The input
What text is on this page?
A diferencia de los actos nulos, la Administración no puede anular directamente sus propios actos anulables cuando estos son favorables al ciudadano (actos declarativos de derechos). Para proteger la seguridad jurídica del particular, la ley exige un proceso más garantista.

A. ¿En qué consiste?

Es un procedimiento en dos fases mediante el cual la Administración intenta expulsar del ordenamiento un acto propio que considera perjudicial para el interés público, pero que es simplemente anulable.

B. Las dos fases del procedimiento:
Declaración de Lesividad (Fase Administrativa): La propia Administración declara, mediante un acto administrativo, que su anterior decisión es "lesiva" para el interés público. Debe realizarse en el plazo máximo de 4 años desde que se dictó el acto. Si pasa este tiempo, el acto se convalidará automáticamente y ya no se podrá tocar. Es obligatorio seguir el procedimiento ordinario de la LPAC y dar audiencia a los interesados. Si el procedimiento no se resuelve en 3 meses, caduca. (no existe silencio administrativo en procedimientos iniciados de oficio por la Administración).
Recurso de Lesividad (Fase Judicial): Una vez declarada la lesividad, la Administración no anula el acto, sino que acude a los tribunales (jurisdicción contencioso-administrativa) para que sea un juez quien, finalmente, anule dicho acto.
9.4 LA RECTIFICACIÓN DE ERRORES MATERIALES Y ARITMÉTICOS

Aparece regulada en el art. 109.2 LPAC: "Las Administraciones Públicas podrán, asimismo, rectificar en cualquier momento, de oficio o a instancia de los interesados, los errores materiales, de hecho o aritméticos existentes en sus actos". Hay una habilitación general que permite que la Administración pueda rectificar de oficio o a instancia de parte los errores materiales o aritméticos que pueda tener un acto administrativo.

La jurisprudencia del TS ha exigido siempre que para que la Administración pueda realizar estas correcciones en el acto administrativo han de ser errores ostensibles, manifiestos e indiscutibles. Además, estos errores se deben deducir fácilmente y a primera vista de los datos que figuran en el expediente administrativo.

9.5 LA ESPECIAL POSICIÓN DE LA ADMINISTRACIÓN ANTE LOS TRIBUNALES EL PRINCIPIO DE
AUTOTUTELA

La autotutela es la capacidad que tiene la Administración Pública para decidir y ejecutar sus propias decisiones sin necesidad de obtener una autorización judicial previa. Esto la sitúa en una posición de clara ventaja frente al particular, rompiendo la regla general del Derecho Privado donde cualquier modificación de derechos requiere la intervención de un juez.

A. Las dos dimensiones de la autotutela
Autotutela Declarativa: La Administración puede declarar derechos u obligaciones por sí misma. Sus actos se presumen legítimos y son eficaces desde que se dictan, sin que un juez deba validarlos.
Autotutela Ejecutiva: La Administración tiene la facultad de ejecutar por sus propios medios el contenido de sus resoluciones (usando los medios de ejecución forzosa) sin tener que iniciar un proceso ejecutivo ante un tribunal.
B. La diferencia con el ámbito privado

Instruction
From the listing above, copy all lines holding the word "fases".

Response
Es un procedimiento en dos fases mediante el cual la Administración intenta expulsar del ordenamiento un acto propio que considera perjudicial para el interés público, pero que es simplemente anulable.
B. Las dos fases del procedimiento:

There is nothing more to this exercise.